— Exercise objective —
Work through the data and report how many lines include the string "นตรา", giving the number alone.

++++++

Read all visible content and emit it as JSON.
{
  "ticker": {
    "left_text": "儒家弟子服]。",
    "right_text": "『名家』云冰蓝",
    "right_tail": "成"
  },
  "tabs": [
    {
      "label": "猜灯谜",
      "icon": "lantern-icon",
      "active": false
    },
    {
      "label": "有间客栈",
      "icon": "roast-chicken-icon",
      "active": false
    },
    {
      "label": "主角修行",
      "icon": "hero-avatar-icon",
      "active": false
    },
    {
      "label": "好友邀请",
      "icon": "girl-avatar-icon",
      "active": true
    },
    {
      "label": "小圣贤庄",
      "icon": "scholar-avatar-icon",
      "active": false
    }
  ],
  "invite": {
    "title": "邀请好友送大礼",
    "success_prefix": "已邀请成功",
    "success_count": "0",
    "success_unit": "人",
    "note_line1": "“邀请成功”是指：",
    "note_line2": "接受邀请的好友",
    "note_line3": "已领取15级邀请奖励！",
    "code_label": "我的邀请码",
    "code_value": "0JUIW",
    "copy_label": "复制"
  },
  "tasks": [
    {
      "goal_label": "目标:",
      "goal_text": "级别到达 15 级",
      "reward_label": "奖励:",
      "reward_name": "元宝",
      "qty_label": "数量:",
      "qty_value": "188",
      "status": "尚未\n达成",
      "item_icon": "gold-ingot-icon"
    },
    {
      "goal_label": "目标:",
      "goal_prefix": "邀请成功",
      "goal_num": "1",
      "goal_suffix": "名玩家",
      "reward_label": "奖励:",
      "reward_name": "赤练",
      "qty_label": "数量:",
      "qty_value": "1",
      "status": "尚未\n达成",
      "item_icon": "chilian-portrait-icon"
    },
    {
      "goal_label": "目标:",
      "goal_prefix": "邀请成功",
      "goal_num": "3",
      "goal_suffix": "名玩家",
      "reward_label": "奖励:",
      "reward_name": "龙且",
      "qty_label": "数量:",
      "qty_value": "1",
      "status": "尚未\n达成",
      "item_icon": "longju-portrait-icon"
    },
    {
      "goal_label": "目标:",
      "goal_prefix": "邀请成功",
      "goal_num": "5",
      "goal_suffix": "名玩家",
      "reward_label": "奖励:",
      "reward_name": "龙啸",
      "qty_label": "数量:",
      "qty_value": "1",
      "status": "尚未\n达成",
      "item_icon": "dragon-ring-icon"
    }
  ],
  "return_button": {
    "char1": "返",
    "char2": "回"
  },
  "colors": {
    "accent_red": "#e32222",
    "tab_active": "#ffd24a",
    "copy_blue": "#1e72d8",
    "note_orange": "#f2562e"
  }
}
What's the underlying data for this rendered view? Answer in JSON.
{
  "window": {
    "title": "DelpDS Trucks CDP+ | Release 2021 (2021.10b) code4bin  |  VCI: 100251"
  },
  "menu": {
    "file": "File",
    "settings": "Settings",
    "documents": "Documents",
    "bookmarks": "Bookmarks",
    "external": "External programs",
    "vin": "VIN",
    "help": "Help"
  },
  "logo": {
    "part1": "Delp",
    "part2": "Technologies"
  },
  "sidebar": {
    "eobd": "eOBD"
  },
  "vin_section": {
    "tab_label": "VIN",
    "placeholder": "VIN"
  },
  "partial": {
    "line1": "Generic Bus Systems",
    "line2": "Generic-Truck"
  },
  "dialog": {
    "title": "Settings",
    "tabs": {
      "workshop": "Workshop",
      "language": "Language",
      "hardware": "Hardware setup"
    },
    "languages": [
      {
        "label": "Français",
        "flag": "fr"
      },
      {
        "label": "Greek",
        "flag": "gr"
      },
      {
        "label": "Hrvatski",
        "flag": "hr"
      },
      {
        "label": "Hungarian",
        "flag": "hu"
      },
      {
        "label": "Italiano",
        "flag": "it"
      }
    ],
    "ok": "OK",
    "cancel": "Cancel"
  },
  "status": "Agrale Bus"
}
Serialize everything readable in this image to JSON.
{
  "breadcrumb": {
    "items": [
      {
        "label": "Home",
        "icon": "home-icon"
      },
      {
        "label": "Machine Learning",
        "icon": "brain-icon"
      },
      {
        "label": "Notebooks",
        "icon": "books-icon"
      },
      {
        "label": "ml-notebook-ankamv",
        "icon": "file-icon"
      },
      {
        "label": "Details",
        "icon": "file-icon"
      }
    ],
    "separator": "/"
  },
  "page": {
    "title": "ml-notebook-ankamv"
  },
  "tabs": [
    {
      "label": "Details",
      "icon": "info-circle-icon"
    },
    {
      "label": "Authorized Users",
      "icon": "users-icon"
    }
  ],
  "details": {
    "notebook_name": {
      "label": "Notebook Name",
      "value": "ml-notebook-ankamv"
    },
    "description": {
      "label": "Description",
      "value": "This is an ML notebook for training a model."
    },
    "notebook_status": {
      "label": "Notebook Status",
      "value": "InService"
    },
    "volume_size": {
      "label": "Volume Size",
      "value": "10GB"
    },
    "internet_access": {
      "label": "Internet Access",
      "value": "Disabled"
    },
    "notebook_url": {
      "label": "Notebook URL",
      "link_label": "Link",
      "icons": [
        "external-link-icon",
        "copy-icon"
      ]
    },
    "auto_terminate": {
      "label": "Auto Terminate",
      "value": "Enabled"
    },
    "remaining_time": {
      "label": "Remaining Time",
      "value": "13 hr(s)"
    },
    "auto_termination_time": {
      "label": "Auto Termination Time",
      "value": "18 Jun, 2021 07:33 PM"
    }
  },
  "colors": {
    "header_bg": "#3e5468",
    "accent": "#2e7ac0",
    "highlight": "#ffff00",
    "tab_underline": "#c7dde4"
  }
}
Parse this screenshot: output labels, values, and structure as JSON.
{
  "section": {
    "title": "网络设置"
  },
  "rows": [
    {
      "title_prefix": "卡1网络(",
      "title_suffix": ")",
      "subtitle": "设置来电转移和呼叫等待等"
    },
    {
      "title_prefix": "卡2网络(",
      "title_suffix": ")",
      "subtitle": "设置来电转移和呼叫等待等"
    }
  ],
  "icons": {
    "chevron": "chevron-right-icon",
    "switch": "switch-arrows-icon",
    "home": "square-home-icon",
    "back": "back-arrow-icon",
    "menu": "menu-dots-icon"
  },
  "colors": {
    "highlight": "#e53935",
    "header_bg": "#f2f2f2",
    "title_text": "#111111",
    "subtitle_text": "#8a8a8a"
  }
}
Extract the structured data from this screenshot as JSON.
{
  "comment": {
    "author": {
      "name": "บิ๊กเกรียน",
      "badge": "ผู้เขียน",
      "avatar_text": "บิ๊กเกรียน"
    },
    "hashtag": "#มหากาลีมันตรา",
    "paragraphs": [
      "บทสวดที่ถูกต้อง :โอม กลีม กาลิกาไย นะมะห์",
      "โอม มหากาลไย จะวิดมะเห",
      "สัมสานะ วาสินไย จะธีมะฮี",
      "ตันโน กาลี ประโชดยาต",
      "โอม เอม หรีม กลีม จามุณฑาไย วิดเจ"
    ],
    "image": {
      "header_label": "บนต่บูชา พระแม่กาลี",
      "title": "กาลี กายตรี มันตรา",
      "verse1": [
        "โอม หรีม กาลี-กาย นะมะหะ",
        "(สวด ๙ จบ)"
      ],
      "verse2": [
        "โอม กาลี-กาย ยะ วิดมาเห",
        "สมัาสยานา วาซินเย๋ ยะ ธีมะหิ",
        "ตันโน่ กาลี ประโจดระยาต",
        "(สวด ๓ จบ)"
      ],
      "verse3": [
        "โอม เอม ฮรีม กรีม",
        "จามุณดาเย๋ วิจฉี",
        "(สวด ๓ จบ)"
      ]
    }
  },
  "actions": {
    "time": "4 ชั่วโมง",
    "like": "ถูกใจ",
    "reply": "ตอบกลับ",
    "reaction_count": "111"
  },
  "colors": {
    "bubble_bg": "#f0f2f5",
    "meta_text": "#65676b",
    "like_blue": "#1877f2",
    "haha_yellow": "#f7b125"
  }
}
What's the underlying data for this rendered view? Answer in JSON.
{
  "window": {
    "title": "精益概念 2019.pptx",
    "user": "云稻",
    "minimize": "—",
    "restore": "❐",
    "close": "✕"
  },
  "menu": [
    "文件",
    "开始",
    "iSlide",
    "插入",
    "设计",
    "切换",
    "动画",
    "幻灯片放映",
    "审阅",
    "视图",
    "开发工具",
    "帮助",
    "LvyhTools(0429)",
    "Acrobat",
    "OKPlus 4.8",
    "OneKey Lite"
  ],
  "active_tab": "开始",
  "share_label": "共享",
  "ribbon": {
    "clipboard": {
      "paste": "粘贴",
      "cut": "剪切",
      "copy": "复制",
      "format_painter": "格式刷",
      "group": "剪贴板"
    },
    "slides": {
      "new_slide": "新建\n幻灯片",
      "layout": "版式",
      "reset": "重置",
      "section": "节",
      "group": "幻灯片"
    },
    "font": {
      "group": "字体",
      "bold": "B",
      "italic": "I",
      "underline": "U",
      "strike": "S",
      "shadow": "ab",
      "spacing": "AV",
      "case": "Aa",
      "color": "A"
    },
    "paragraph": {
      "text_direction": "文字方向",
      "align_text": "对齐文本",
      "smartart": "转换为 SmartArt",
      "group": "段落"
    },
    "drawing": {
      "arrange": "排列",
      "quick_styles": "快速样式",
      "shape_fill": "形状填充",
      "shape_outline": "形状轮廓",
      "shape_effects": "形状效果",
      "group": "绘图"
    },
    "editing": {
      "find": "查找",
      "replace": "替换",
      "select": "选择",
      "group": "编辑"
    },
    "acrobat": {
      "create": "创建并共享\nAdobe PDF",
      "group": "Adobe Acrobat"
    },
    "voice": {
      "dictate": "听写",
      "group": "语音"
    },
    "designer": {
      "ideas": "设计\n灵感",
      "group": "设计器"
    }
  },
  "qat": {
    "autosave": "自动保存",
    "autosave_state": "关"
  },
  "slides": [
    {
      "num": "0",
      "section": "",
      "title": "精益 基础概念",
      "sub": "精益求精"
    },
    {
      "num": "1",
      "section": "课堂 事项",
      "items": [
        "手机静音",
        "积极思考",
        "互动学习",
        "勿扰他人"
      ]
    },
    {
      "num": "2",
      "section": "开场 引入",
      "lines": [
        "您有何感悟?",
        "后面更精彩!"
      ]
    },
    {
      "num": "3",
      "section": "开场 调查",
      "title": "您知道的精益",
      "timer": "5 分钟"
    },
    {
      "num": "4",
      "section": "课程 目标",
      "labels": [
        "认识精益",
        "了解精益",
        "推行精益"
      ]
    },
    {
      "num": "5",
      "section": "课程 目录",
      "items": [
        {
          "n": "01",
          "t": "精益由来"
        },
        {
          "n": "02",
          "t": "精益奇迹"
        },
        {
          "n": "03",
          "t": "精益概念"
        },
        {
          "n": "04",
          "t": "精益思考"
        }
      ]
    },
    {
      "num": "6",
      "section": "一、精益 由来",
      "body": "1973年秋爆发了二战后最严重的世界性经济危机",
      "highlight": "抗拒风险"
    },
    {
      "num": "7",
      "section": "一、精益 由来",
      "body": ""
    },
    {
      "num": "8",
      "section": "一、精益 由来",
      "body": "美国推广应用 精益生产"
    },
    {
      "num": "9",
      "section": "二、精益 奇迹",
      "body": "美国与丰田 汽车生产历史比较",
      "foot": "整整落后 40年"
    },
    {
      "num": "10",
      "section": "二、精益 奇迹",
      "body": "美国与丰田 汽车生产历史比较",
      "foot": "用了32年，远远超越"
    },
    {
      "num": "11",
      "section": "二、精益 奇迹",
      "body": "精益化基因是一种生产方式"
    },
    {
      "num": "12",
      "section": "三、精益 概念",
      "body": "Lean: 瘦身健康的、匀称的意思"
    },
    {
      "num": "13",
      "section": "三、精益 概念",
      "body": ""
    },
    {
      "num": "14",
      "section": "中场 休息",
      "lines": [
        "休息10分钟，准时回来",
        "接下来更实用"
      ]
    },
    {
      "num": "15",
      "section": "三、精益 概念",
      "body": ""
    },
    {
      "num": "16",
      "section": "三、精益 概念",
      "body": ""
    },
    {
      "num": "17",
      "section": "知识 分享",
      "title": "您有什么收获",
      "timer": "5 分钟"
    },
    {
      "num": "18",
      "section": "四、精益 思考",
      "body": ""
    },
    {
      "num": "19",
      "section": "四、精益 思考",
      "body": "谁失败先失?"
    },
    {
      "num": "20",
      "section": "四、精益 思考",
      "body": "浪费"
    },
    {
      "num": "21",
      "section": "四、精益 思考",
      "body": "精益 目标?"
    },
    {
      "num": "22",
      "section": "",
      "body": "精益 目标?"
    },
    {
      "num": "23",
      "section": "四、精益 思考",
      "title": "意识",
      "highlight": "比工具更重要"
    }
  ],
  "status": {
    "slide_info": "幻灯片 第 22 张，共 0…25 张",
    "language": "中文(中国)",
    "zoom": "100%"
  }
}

++++++

— Result for this task —
2